# Task directions
Print out every record exactly as it appears.

# Material for the task
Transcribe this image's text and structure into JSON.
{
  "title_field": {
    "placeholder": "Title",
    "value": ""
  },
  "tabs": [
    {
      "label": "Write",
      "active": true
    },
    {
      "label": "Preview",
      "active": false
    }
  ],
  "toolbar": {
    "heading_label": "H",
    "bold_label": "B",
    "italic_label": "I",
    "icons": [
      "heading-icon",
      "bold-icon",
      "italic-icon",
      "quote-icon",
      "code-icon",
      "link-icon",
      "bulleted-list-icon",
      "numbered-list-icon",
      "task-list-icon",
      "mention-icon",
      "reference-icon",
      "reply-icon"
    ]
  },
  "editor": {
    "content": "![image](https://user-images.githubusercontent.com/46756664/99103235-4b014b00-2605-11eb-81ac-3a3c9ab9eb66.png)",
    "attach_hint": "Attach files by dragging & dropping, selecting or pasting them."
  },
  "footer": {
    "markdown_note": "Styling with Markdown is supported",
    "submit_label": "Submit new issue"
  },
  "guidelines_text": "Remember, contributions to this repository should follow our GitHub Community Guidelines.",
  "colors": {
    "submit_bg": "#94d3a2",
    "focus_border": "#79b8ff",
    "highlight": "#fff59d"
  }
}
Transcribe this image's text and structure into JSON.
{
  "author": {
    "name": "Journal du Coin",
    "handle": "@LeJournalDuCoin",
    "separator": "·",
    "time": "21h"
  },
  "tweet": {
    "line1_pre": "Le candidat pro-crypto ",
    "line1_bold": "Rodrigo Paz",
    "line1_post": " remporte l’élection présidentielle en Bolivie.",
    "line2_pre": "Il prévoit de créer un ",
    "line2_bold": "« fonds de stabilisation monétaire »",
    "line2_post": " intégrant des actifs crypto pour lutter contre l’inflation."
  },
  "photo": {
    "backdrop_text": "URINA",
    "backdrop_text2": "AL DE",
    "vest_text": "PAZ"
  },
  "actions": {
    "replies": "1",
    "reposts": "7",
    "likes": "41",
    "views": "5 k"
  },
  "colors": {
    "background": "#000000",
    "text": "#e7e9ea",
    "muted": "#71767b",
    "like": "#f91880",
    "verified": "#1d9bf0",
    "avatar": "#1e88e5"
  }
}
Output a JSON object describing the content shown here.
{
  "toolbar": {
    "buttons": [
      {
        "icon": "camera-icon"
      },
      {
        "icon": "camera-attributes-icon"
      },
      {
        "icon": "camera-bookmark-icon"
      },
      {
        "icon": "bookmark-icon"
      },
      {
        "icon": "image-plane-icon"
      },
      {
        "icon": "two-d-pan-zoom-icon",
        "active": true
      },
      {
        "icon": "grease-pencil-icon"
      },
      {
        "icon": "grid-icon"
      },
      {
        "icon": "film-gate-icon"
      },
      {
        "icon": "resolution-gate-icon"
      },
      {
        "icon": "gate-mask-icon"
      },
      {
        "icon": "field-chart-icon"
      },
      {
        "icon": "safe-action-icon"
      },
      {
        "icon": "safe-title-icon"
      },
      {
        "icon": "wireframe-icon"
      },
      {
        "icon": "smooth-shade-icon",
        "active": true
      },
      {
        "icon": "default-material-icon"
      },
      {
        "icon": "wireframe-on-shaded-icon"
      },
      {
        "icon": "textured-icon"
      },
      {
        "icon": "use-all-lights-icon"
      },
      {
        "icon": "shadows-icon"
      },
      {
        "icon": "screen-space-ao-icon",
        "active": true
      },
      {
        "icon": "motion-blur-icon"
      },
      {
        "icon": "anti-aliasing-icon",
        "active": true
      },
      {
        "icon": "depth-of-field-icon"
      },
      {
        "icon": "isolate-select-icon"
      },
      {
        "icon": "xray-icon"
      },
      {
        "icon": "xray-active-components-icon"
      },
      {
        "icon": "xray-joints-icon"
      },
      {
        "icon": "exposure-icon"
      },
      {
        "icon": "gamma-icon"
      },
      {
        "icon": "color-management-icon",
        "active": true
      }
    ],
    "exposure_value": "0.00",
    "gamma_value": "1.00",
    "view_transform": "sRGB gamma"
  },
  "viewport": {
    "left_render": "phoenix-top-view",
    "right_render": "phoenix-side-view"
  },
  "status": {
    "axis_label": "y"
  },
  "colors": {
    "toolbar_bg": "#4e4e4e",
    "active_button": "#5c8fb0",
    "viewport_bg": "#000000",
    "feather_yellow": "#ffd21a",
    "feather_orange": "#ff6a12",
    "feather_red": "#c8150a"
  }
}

# Output of the task
Transcribe this image's text and structure into JSON.
{
  "title_field": {
    "placeholder": "Title",
    "value": ""
  },
  "tabs": [
    {
      "label": "Write",
      "active": true
    },
    {
      "label": "Preview",
      "active": false
    }
  ],
  "toolbar": {
    "heading_label": "H",
    "bold_label": "B",
    "italic_label": "I",
    "icons": [
      "heading-icon",
      "bold-icon",
      "italic-icon",
      "quote-icon",
      "code-icon",
      "link-icon",
      "bulleted-list-icon",
      "numbered-list-icon",
      "task-list-icon",
      "mention-icon",
      "reference-icon",
      "reply-icon"
    ]
  },
  "editor": {
    "content": "![image](https://user-images.githubusercontent.com/46756664/99103235-4b014b00-2605-11eb-81ac-3a3c9ab9eb66.png)",
    "attach_hint": "Attach files by dragging & dropping, selecting or pasting them."
  },
  "footer": {
    "markdown_note": "Styling with Markdown is supported",
    "submit_label": "Submit new issue"
  },
  "guidelines_text": "Remember, contributions to this repository should follow our GitHub Community Guidelines.",
  "colors": {
    "submit_bg": "#94d3a2",
    "focus_border": "#79b8ff",
    "highlight": "#fff59d"
  }
}
Transcribe this image's text and structure into JSON.
{
  "author": {
    "name": "Journal du Coin",
    "handle": "@LeJournalDuCoin",
    "separator": "·",
    "time": "21h"
  },
  "tweet": {
    "line1_pre": "Le candidat pro-crypto ",
    "line1_bold": "Rodrigo Paz",
    "line1_post": " remporte l’élection présidentielle en Bolivie.",
    "line2_pre": "Il prévoit de créer un ",
    "line2_bold": "« fonds de stabilisation monétaire »",
    "line2_post": " intégrant des actifs crypto pour lutter contre l’inflation."
  },
  "photo": {
    "backdrop_text": "URINA",
    "backdrop_text2": "AL DE",
    "vest_text": "PAZ"
  },
  "actions": {
    "replies": "1",
    "reposts": "7",
    "likes": "41",
    "views": "5 k"
  },
  "colors": {
    "background": "#000000",
    "text": "#e7e9ea",
    "muted": "#71767b",
    "like": "#f91880",
    "verified": "#1d9bf0",
    "avatar": "#1e88e5"
  }
}
Output a JSON object describing the content shown here.
{
  "toolbar": {
    "buttons": [
      {
        "icon": "camera-icon"
      },
      {
        "icon": "camera-attributes-icon"
      },
      {
        "icon": "camera-bookmark-icon"
      },
      {
        "icon": "bookmark-icon"
      },
      {
        "icon": "image-plane-icon"
      },
      {
        "icon": "two-d-pan-zoom-icon",
        "active": true
      },
      {
        "icon": "grease-pencil-icon"
      },
      {
        "icon": "grid-icon"
      },
      {
        "icon": "film-gate-icon"
      },
      {
        "icon": "resolution-gate-icon"
      },
      {
        "icon": "gate-mask-icon"
      },
      {
        "icon": "field-chart-icon"
      },
      {
        "icon": "safe-action-icon"
      },
      {
        "icon": "safe-title-icon"
      },
      {
        "icon": "wireframe-icon"
      },
      {
        "icon": "smooth-shade-icon",
        "active": true
      },
      {
        "icon": "default-material-icon"
      },
      {
        "icon": "wireframe-on-shaded-icon"
      },
      {
        "icon": "textured-icon"
      },
      {
        "icon": "use-all-lights-icon"
      },
      {
        "icon": "shadows-icon"
      },
      {
        "icon": "screen-space-ao-icon",
        "active": true
      },
      {
        "icon": "motion-blur-icon"
      },
      {
        "icon": "anti-aliasing-icon",
        "active": true
      },
      {
        "icon": "depth-of-field-icon"
      },
      {
        "icon": "isolate-select-icon"
      },
      {
        "icon": "xray-icon"
      },
      {
        "icon": "xray-active-components-icon"
      },
      {
        "icon": "xray-joints-icon"
      },
      {
        "icon": "exposure-icon"
      },
      {
        "icon": "gamma-icon"
      },
      {
        "icon": "color-management-icon",
        "active": true
      }
    ],
    "exposure_value": "0.00",
    "gamma_value": "1.00",
    "view_transform": "sRGB gamma"
  },
  "viewport": {
    "left_render": "phoenix-top-view",
    "right_render": "phoenix-side-view"
  },
  "status": {
    "axis_label": "y"
  },
  "colors": {
    "toolbar_bg": "#4e4e4e",
    "active_button": "#5c8fb0",
    "viewport_bg": "#000000",
    "feather_yellow": "#ffd21a",
    "feather_orange": "#ff6a12",
    "feather_red": "#c8150a"
  }
}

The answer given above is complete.